Boxed element entries:
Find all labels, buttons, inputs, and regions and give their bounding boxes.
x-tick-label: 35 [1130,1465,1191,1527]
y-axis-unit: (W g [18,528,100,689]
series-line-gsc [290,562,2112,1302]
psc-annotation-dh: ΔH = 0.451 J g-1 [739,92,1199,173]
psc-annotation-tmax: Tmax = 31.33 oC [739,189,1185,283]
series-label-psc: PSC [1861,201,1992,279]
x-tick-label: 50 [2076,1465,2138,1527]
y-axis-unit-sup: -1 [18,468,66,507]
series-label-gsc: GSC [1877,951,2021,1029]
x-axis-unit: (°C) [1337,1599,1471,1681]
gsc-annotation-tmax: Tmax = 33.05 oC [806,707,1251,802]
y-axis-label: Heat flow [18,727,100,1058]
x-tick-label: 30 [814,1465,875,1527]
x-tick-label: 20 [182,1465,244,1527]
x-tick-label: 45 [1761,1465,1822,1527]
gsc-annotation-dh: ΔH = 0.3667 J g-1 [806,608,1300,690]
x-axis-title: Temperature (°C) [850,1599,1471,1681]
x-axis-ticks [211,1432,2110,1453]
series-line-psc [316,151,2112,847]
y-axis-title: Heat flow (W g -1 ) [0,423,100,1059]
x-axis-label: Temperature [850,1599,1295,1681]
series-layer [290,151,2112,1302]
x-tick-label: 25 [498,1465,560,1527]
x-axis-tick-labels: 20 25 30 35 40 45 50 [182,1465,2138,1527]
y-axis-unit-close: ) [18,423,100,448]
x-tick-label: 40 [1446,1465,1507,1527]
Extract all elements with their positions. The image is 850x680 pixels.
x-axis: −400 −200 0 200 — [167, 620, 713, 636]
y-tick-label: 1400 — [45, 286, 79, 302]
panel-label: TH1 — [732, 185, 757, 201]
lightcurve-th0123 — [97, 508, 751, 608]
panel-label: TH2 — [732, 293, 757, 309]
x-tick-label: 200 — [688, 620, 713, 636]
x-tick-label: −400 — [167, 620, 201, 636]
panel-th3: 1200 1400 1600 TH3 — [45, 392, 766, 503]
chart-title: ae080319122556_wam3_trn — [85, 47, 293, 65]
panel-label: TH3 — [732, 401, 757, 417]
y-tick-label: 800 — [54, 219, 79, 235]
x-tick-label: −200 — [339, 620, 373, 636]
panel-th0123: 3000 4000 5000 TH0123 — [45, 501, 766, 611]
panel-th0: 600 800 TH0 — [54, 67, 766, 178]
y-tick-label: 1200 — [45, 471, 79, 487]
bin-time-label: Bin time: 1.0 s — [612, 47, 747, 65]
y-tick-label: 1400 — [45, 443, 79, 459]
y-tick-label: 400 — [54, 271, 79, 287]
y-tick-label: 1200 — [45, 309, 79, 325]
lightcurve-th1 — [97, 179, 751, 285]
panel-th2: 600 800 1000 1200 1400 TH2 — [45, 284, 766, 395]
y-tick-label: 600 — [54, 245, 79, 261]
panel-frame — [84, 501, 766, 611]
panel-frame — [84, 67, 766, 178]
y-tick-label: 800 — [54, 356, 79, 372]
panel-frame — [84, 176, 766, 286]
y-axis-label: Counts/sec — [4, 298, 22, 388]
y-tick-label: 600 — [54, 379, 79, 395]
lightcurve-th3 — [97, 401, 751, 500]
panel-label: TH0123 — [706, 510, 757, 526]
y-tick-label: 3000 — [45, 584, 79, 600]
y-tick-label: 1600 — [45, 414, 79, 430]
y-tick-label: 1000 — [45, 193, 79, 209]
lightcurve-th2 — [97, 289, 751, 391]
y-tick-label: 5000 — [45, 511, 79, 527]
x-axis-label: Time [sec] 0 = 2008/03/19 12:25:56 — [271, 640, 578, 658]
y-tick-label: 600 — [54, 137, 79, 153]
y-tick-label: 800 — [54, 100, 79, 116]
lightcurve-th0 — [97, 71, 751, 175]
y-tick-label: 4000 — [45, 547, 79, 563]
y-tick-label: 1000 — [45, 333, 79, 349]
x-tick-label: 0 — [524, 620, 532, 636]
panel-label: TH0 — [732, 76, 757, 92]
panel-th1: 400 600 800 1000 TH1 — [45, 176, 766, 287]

* [GOAL]: Return all of the lines above without changing a single character.

* [TASK RESULT]:
Find all labels, buttons, inputs, and regions and give their bounding boxes.
x-tick-label: 35 [1130,1465,1191,1527]
y-axis-unit: (W g [18,528,100,689]
series-line-gsc [290,562,2112,1302]
psc-annotation-dh: ΔH = 0.451 J g-1 [739,92,1199,173]
psc-annotation-tmax: Tmax = 31.33 oC [739,189,1185,283]
series-label-psc: PSC [1861,201,1992,279]
x-tick-label: 50 [2076,1465,2138,1527]
y-axis-unit-sup: -1 [18,468,66,507]
series-label-gsc: GSC [1877,951,2021,1029]
x-axis-unit: (°C) [1337,1599,1471,1681]
gsc-annotation-tmax: Tmax = 33.05 oC [806,707,1251,802]
y-axis-label: Heat flow [18,727,100,1058]
x-tick-label: 30 [814,1465,875,1527]
x-tick-label: 20 [182,1465,244,1527]
x-tick-label: 45 [1761,1465,1822,1527]
gsc-annotation-dh: ΔH = 0.3667 J g-1 [806,608,1300,690]
x-axis-title: Temperature (°C) [850,1599,1471,1681]
x-axis-ticks [211,1432,2110,1453]
series-line-psc [316,151,2112,847]
y-axis-title: Heat flow (W g -1 ) [0,423,100,1059]
x-axis-label: Temperature [850,1599,1295,1681]
series-layer [290,151,2112,1302]
x-tick-label: 25 [498,1465,560,1527]
x-axis-tick-labels: 20 25 30 35 40 45 50 [182,1465,2138,1527]
y-axis-unit-close: ) [18,423,100,448]
x-tick-label: 40 [1446,1465,1507,1527]
Extract all elements with their positions. The image is 850x680 pixels.
x-axis: −400 −200 0 200 — [167, 620, 713, 636]
y-tick-label: 1400 — [45, 286, 79, 302]
panel-label: TH1 — [732, 185, 757, 201]
lightcurve-th0123 — [97, 508, 751, 608]
panel-label: TH2 — [732, 293, 757, 309]
x-tick-label: 200 — [688, 620, 713, 636]
x-tick-label: −400 — [167, 620, 201, 636]
panel-th3: 1200 1400 1600 TH3 — [45, 392, 766, 503]
chart-title: ae080319122556_wam3_trn — [85, 47, 293, 65]
panel-label: TH3 — [732, 401, 757, 417]
y-tick-label: 800 — [54, 219, 79, 235]
x-tick-label: −200 — [339, 620, 373, 636]
panel-th0123: 3000 4000 5000 TH0123 — [45, 501, 766, 611]
panel-th0: 600 800 TH0 — [54, 67, 766, 178]
y-tick-label: 1200 — [45, 471, 79, 487]
bin-time-label: Bin time: 1.0 s — [612, 47, 747, 65]
y-tick-label: 1400 — [45, 443, 79, 459]
y-tick-label: 400 — [54, 271, 79, 287]
y-tick-label: 1200 — [45, 309, 79, 325]
lightcurve-th1 — [97, 179, 751, 285]
panel-th2: 600 800 1000 1200 1400 TH2 — [45, 284, 766, 395]
y-tick-label: 600 — [54, 245, 79, 261]
panel-frame — [84, 501, 766, 611]
panel-frame — [84, 67, 766, 178]
y-tick-label: 800 — [54, 356, 79, 372]
panel-frame — [84, 176, 766, 286]
y-axis-label: Counts/sec — [4, 298, 22, 388]
y-tick-label: 600 — [54, 379, 79, 395]
lightcurve-th3 — [97, 401, 751, 500]
panel-label: TH0123 — [706, 510, 757, 526]
y-tick-label: 3000 — [45, 584, 79, 600]
y-tick-label: 1600 — [45, 414, 79, 430]
y-tick-label: 1000 — [45, 193, 79, 209]
lightcurve-th2 — [97, 289, 751, 391]
y-tick-label: 5000 — [45, 511, 79, 527]
x-axis-label: Time [sec] 0 = 2008/03/19 12:25:56 — [271, 640, 578, 658]
y-tick-label: 600 — [54, 137, 79, 153]
y-tick-label: 800 — [54, 100, 79, 116]
lightcurve-th0 — [97, 71, 751, 175]
y-tick-label: 4000 — [45, 547, 79, 563]
y-tick-label: 1000 — [45, 333, 79, 349]
x-tick-label: 0 — [524, 620, 532, 636]
panel-label: TH0 — [732, 76, 757, 92]
panel-th1: 400 600 800 1000 TH1 — [45, 176, 766, 287]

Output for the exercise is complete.